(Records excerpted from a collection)
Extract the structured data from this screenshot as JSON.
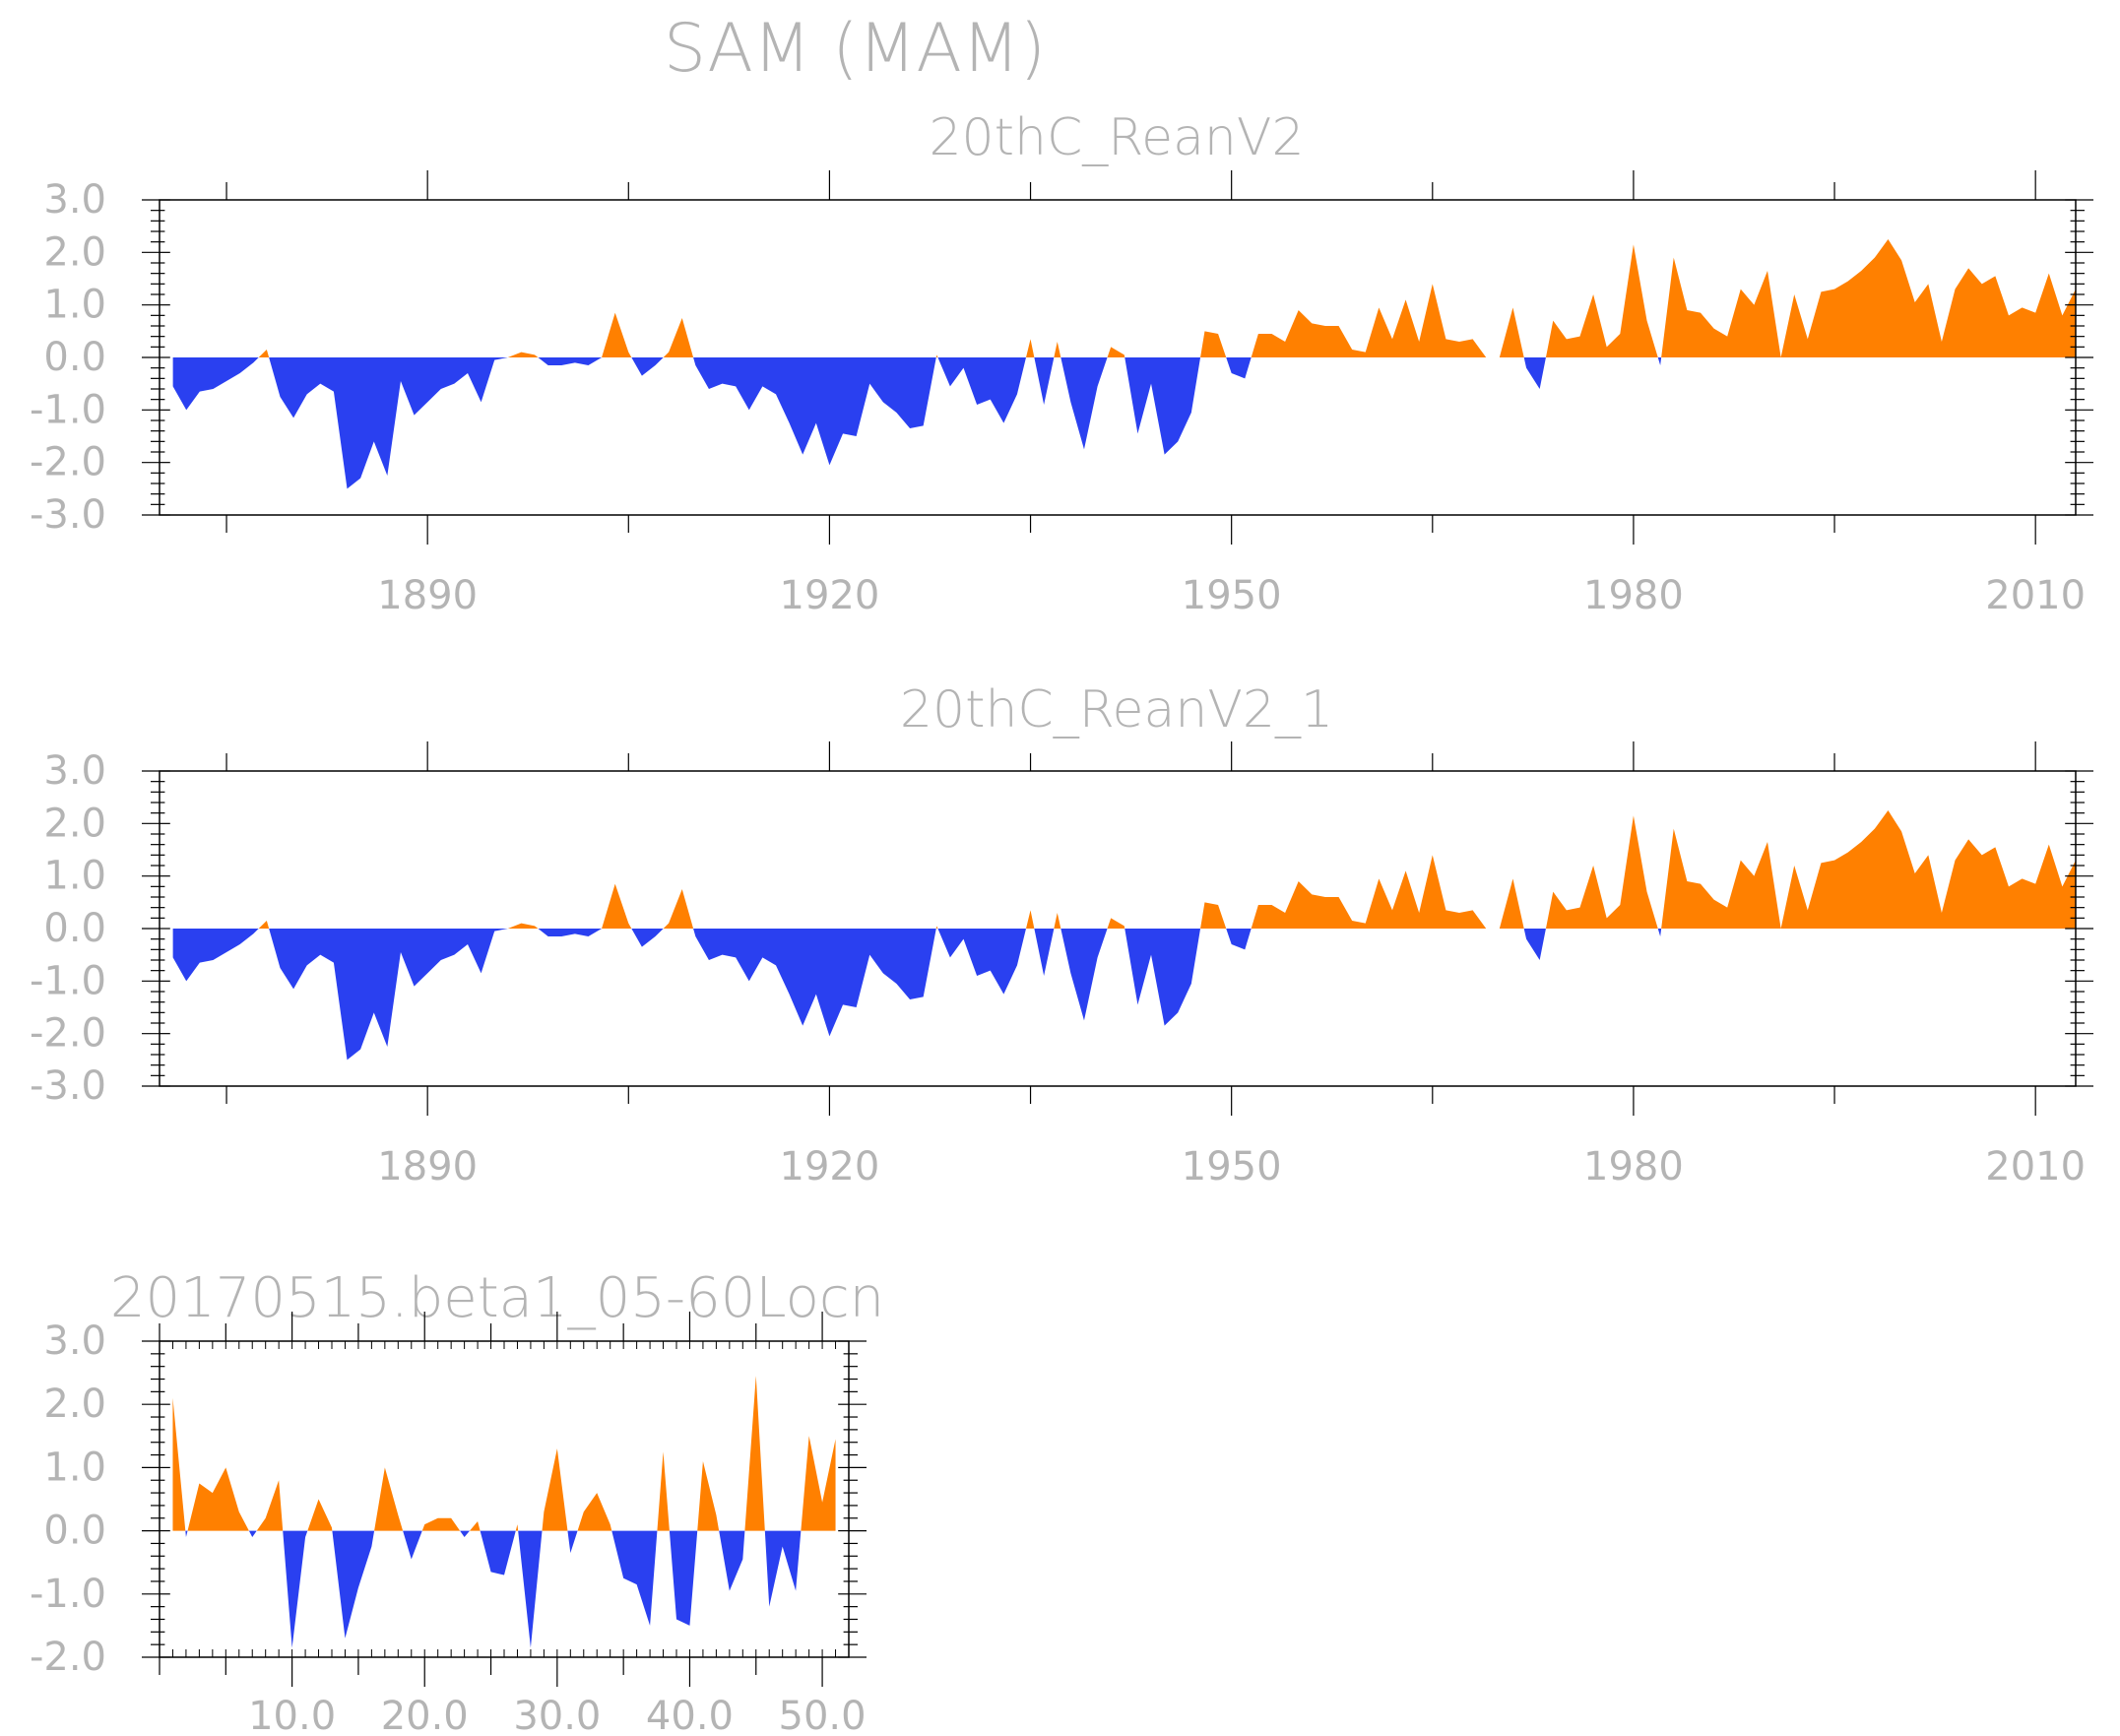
{
  "page": {
    "title": "SAM (MAM)"
  },
  "colors": {
    "positive": "#ff8000",
    "negative": "#2a40f0",
    "text": "#b4b4b4",
    "frame": "#000000"
  },
  "chart_data": [
    {
      "type": "area",
      "title": "20thC_ReanV2",
      "xlabel": "",
      "ylabel": "",
      "xlim": [
        1870,
        2013
      ],
      "ylim": [
        -3.0,
        3.0
      ],
      "xticks": [
        1890,
        1920,
        1950,
        1980,
        2010
      ],
      "xtick_labels": [
        "1890",
        "1920",
        "1950",
        "1980",
        "2010"
      ],
      "yticks": [
        -3.0,
        -2.0,
        -1.0,
        0.0,
        1.0,
        2.0,
        3.0
      ],
      "ytick_labels": [
        "-3.0",
        "-2.0",
        "-1.0",
        "0.0",
        "1.0",
        "2.0",
        "3.0"
      ],
      "x_start": 1871,
      "x_step": 1,
      "series": [
        {
          "values": [
            -0.55,
            -1.0,
            -0.65,
            -0.6,
            -0.45,
            -0.3,
            -0.1,
            0.15,
            -0.75,
            -1.15,
            -0.7,
            -0.5,
            -0.65,
            -2.5,
            -2.3,
            -1.6,
            -2.25,
            -0.45,
            -1.1,
            -0.85,
            -0.6,
            -0.5,
            -0.3,
            -0.85,
            -0.05,
            0.0,
            0.1,
            0.05,
            -0.15,
            -0.15,
            -0.1,
            -0.15,
            0.0,
            0.85,
            0.1,
            -0.35,
            -0.15,
            0.1,
            0.75,
            -0.15,
            -0.6,
            -0.5,
            -0.55,
            -1.0,
            -0.55,
            -0.7,
            -1.25,
            -1.85,
            -1.25,
            -2.05,
            -1.45,
            -1.5,
            -0.5,
            -0.85,
            -1.05,
            -1.35,
            -1.3,
            0.05,
            -0.55,
            -0.2,
            -0.9,
            -0.8,
            -1.25,
            -0.7,
            0.35,
            -0.9,
            0.3,
            -0.85,
            -1.75,
            -0.55,
            0.2,
            0.05,
            -1.45,
            -0.5,
            -1.85,
            -1.6,
            -1.05,
            0.5,
            0.45,
            -0.3,
            -0.4,
            0.45,
            0.45,
            0.3,
            0.9,
            0.65,
            0.6,
            0.6,
            0.15,
            0.1,
            0.95,
            0.35,
            1.1,
            0.3,
            1.4,
            0.35,
            0.3,
            0.35,
            0.0,
            0.0,
            0.95,
            -0.2,
            -0.6,
            0.7,
            0.35,
            0.4,
            1.2,
            0.2,
            0.45,
            2.15,
            0.7,
            -0.15,
            1.9,
            0.9,
            0.85,
            0.55,
            0.4,
            1.3,
            1.0,
            1.65,
            0.0,
            1.2,
            0.35,
            1.25,
            1.3,
            1.45,
            1.65,
            1.9,
            2.25,
            1.85,
            1.05,
            1.4,
            0.3,
            1.3,
            1.7,
            1.4,
            1.55,
            0.8,
            0.95,
            0.85,
            1.6,
            0.8,
            1.3
          ]
        }
      ]
    },
    {
      "type": "area",
      "title": "20thC_ReanV2_1",
      "xlabel": "",
      "ylabel": "",
      "xlim": [
        1870,
        2013
      ],
      "ylim": [
        -3.0,
        3.0
      ],
      "xticks": [
        1890,
        1920,
        1950,
        1980,
        2010
      ],
      "xtick_labels": [
        "1890",
        "1920",
        "1950",
        "1980",
        "2010"
      ],
      "yticks": [
        -3.0,
        -2.0,
        -1.0,
        0.0,
        1.0,
        2.0,
        3.0
      ],
      "ytick_labels": [
        "-3.0",
        "-2.0",
        "-1.0",
        "0.0",
        "1.0",
        "2.0",
        "3.0"
      ],
      "x_start": 1871,
      "x_step": 1,
      "series": [
        {
          "values": [
            -0.55,
            -1.0,
            -0.65,
            -0.6,
            -0.45,
            -0.3,
            -0.1,
            0.15,
            -0.75,
            -1.15,
            -0.7,
            -0.5,
            -0.65,
            -2.5,
            -2.3,
            -1.6,
            -2.25,
            -0.45,
            -1.1,
            -0.85,
            -0.6,
            -0.5,
            -0.3,
            -0.85,
            -0.05,
            0.0,
            0.1,
            0.05,
            -0.15,
            -0.15,
            -0.1,
            -0.15,
            0.0,
            0.85,
            0.1,
            -0.35,
            -0.15,
            0.1,
            0.75,
            -0.15,
            -0.6,
            -0.5,
            -0.55,
            -1.0,
            -0.55,
            -0.7,
            -1.25,
            -1.85,
            -1.25,
            -2.05,
            -1.45,
            -1.5,
            -0.5,
            -0.85,
            -1.05,
            -1.35,
            -1.3,
            0.05,
            -0.55,
            -0.2,
            -0.9,
            -0.8,
            -1.25,
            -0.7,
            0.35,
            -0.9,
            0.3,
            -0.85,
            -1.75,
            -0.55,
            0.2,
            0.05,
            -1.45,
            -0.5,
            -1.85,
            -1.6,
            -1.05,
            0.5,
            0.45,
            -0.3,
            -0.4,
            0.45,
            0.45,
            0.3,
            0.9,
            0.65,
            0.6,
            0.6,
            0.15,
            0.1,
            0.95,
            0.35,
            1.1,
            0.3,
            1.4,
            0.35,
            0.3,
            0.35,
            0.0,
            0.0,
            0.95,
            -0.2,
            -0.6,
            0.7,
            0.35,
            0.4,
            1.2,
            0.2,
            0.45,
            2.15,
            0.7,
            -0.15,
            1.9,
            0.9,
            0.85,
            0.55,
            0.4,
            1.3,
            1.0,
            1.65,
            0.0,
            1.2,
            0.35,
            1.25,
            1.3,
            1.45,
            1.65,
            1.9,
            2.25,
            1.85,
            1.05,
            1.4,
            0.3,
            1.3,
            1.7,
            1.4,
            1.55,
            0.8,
            0.95,
            0.85,
            1.6,
            0.8,
            1.3
          ]
        }
      ]
    },
    {
      "type": "area",
      "title": "20170515.beta1_05-60Locn",
      "xlabel": "",
      "ylabel": "",
      "xlim": [
        0,
        52
      ],
      "ylim": [
        -2.0,
        3.0
      ],
      "xticks": [
        10,
        20,
        30,
        40,
        50
      ],
      "xtick_labels": [
        "10.0",
        "20.0",
        "30.0",
        "40.0",
        "50.0"
      ],
      "yticks": [
        -2.0,
        -1.0,
        0.0,
        1.0,
        2.0,
        3.0
      ],
      "ytick_labels": [
        "-2.0",
        "-1.0",
        "0.0",
        "1.0",
        "2.0",
        "3.0"
      ],
      "x_start": 1,
      "x_step": 1,
      "series": [
        {
          "values": [
            2.1,
            -0.1,
            0.75,
            0.6,
            1.0,
            0.3,
            -0.1,
            0.2,
            0.8,
            -1.85,
            -0.1,
            0.5,
            0.05,
            -1.7,
            -0.9,
            -0.25,
            1.0,
            0.25,
            -0.45,
            0.1,
            0.2,
            0.2,
            -0.1,
            0.15,
            -0.65,
            -0.7,
            0.1,
            -1.85,
            0.3,
            1.3,
            -0.35,
            0.3,
            0.6,
            0.1,
            -0.75,
            -0.85,
            -1.5,
            1.25,
            -1.4,
            -1.5,
            1.1,
            0.25,
            -0.95,
            -0.45,
            2.45,
            -1.2,
            -0.25,
            -0.95,
            1.5,
            0.45,
            1.45
          ]
        }
      ]
    }
  ]
}
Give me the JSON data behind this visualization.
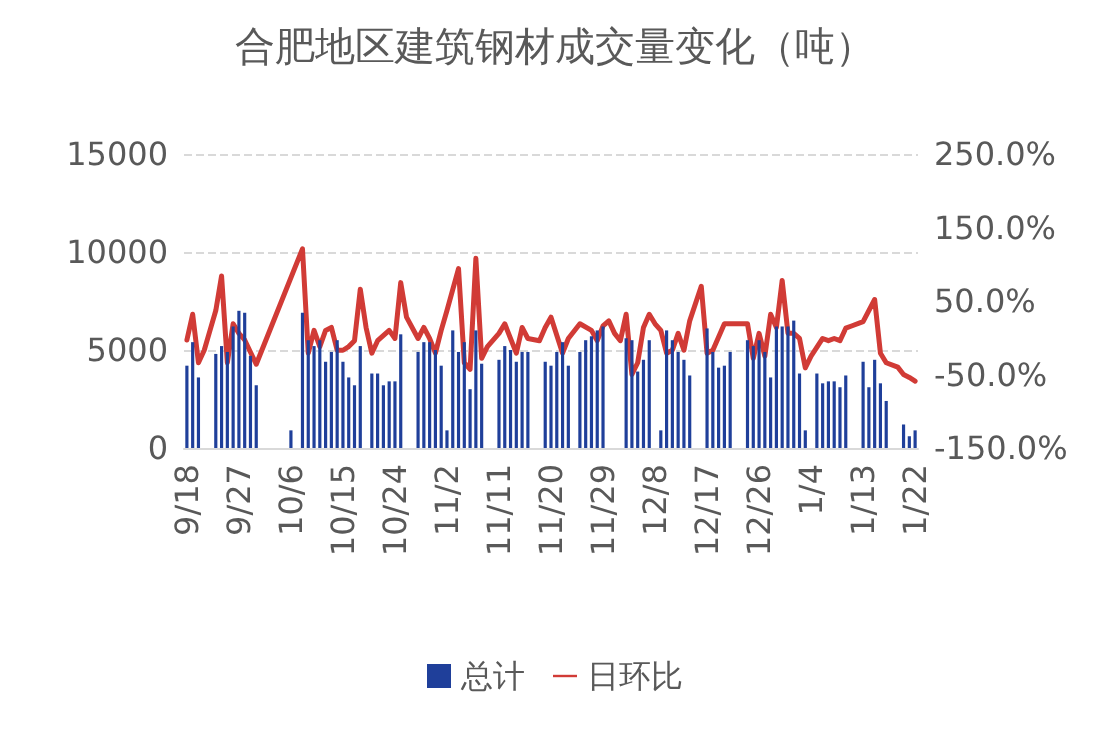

**Set problem**
Transcribe all of the records above character for character. Exclude the pictures.

**Written answer**
Extract the structured data from this screenshot as JSON.
{
  "page": {
    "title": "SAM (MAM)"
  },
  "colors": {
    "positive": "#ff8000",
    "negative": "#2a40f0",
    "text": "#b4b4b4",
    "frame": "#000000"
  },
  "chart_data": [
    {
      "type": "area",
      "title": "20thC_ReanV2",
      "xlabel": "",
      "ylabel": "",
      "xlim": [
        1870,
        2013
      ],
      "ylim": [
        -3.0,
        3.0
      ],
      "xticks": [
        1890,
        1920,
        1950,
        1980,
        2010
      ],
      "xtick_labels": [
        "1890",
        "1920",
        "1950",
        "1980",
        "2010"
      ],
      "yticks": [
        -3.0,
        -2.0,
        -1.0,
        0.0,
        1.0,
        2.0,
        3.0
      ],
      "ytick_labels": [
        "-3.0",
        "-2.0",
        "-1.0",
        "0.0",
        "1.0",
        "2.0",
        "3.0"
      ],
      "x_start": 1871,
      "x_step": 1,
      "series": [
        {
          "values": [
            -0.55,
            -1.0,
            -0.65,
            -0.6,
            -0.45,
            -0.3,
            -0.1,
            0.15,
            -0.75,
            -1.15,
            -0.7,
            -0.5,
            -0.65,
            -2.5,
            -2.3,
            -1.6,
            -2.25,
            -0.45,
            -1.1,
            -0.85,
            -0.6,
            -0.5,
            -0.3,
            -0.85,
            -0.05,
            0.0,
            0.1,
            0.05,
            -0.15,
            -0.15,
            -0.1,
            -0.15,
            0.0,
            0.85,
            0.1,
            -0.35,
            -0.15,
            0.1,
            0.75,
            -0.15,
            -0.6,
            -0.5,
            -0.55,
            -1.0,
            -0.55,
            -0.7,
            -1.25,
            -1.85,
            -1.25,
            -2.05,
            -1.45,
            -1.5,
            -0.5,
            -0.85,
            -1.05,
            -1.35,
            -1.3,
            0.05,
            -0.55,
            -0.2,
            -0.9,
            -0.8,
            -1.25,
            -0.7,
            0.35,
            -0.9,
            0.3,
            -0.85,
            -1.75,
            -0.55,
            0.2,
            0.05,
            -1.45,
            -0.5,
            -1.85,
            -1.6,
            -1.05,
            0.5,
            0.45,
            -0.3,
            -0.4,
            0.45,
            0.45,
            0.3,
            0.9,
            0.65,
            0.6,
            0.6,
            0.15,
            0.1,
            0.95,
            0.35,
            1.1,
            0.3,
            1.4,
            0.35,
            0.3,
            0.35,
            0.0,
            0.0,
            0.95,
            -0.2,
            -0.6,
            0.7,
            0.35,
            0.4,
            1.2,
            0.2,
            0.45,
            2.15,
            0.7,
            -0.15,
            1.9,
            0.9,
            0.85,
            0.55,
            0.4,
            1.3,
            1.0,
            1.65,
            0.0,
            1.2,
            0.35,
            1.25,
            1.3,
            1.45,
            1.65,
            1.9,
            2.25,
            1.85,
            1.05,
            1.4,
            0.3,
            1.3,
            1.7,
            1.4,
            1.55,
            0.8,
            0.95,
            0.85,
            1.6,
            0.8,
            1.3
          ]
        }
      ]
    },
    {
      "type": "area",
      "title": "20thC_ReanV2_1",
      "xlabel": "",
      "ylabel": "",
      "xlim": [
        1870,
        2013
      ],
      "ylim": [
        -3.0,
        3.0
      ],
      "xticks": [
        1890,
        1920,
        1950,
        1980,
        2010
      ],
      "xtick_labels": [
        "1890",
        "1920",
        "1950",
        "1980",
        "2010"
      ],
      "yticks": [
        -3.0,
        -2.0,
        -1.0,
        0.0,
        1.0,
        2.0,
        3.0
      ],
      "ytick_labels": [
        "-3.0",
        "-2.0",
        "-1.0",
        "0.0",
        "1.0",
        "2.0",
        "3.0"
      ],
      "x_start": 1871,
      "x_step": 1,
      "series": [
        {
          "values": [
            -0.55,
            -1.0,
            -0.65,
            -0.6,
            -0.45,
            -0.3,
            -0.1,
            0.15,
            -0.75,
            -1.15,
            -0.7,
            -0.5,
            -0.65,
            -2.5,
            -2.3,
            -1.6,
            -2.25,
            -0.45,
            -1.1,
            -0.85,
            -0.6,
            -0.5,
            -0.3,
            -0.85,
            -0.05,
            0.0,
            0.1,
            0.05,
            -0.15,
            -0.15,
            -0.1,
            -0.15,
            0.0,
            0.85,
            0.1,
            -0.35,
            -0.15,
            0.1,
            0.75,
            -0.15,
            -0.6,
            -0.5,
            -0.55,
            -1.0,
            -0.55,
            -0.7,
            -1.25,
            -1.85,
            -1.25,
            -2.05,
            -1.45,
            -1.5,
            -0.5,
            -0.85,
            -1.05,
            -1.35,
            -1.3,
            0.05,
            -0.55,
            -0.2,
            -0.9,
            -0.8,
            -1.25,
            -0.7,
            0.35,
            -0.9,
            0.3,
            -0.85,
            -1.75,
            -0.55,
            0.2,
            0.05,
            -1.45,
            -0.5,
            -1.85,
            -1.6,
            -1.05,
            0.5,
            0.45,
            -0.3,
            -0.4,
            0.45,
            0.45,
            0.3,
            0.9,
            0.65,
            0.6,
            0.6,
            0.15,
            0.1,
            0.95,
            0.35,
            1.1,
            0.3,
            1.4,
            0.35,
            0.3,
            0.35,
            0.0,
            0.0,
            0.95,
            -0.2,
            -0.6,
            0.7,
            0.35,
            0.4,
            1.2,
            0.2,
            0.45,
            2.15,
            0.7,
            -0.15,
            1.9,
            0.9,
            0.85,
            0.55,
            0.4,
            1.3,
            1.0,
            1.65,
            0.0,
            1.2,
            0.35,
            1.25,
            1.3,
            1.45,
            1.65,
            1.9,
            2.25,
            1.85,
            1.05,
            1.4,
            0.3,
            1.3,
            1.7,
            1.4,
            1.55,
            0.8,
            0.95,
            0.85,
            1.6,
            0.8,
            1.3
          ]
        }
      ]
    },
    {
      "type": "area",
      "title": "20170515.beta1_05-60Locn",
      "xlabel": "",
      "ylabel": "",
      "xlim": [
        0,
        52
      ],
      "ylim": [
        -2.0,
        3.0
      ],
      "xticks": [
        10,
        20,
        30,
        40,
        50
      ],
      "xtick_labels": [
        "10.0",
        "20.0",
        "30.0",
        "40.0",
        "50.0"
      ],
      "yticks": [
        -2.0,
        -1.0,
        0.0,
        1.0,
        2.0,
        3.0
      ],
      "ytick_labels": [
        "-2.0",
        "-1.0",
        "0.0",
        "1.0",
        "2.0",
        "3.0"
      ],
      "x_start": 1,
      "x_step": 1,
      "series": [
        {
          "values": [
            2.1,
            -0.1,
            0.75,
            0.6,
            1.0,
            0.3,
            -0.1,
            0.2,
            0.8,
            -1.85,
            -0.1,
            0.5,
            0.05,
            -1.7,
            -0.9,
            -0.25,
            1.0,
            0.25,
            -0.45,
            0.1,
            0.2,
            0.2,
            -0.1,
            0.15,
            -0.65,
            -0.7,
            0.1,
            -1.85,
            0.3,
            1.3,
            -0.35,
            0.3,
            0.6,
            0.1,
            -0.75,
            -0.85,
            -1.5,
            1.25,
            -1.4,
            -1.5,
            1.1,
            0.25,
            -0.95,
            -0.45,
            2.45,
            -1.2,
            -0.25,
            -0.95,
            1.5,
            0.45,
            1.45
          ]
        }
      ]
    }
  ]
}
Give me the JSON data behind this visualization.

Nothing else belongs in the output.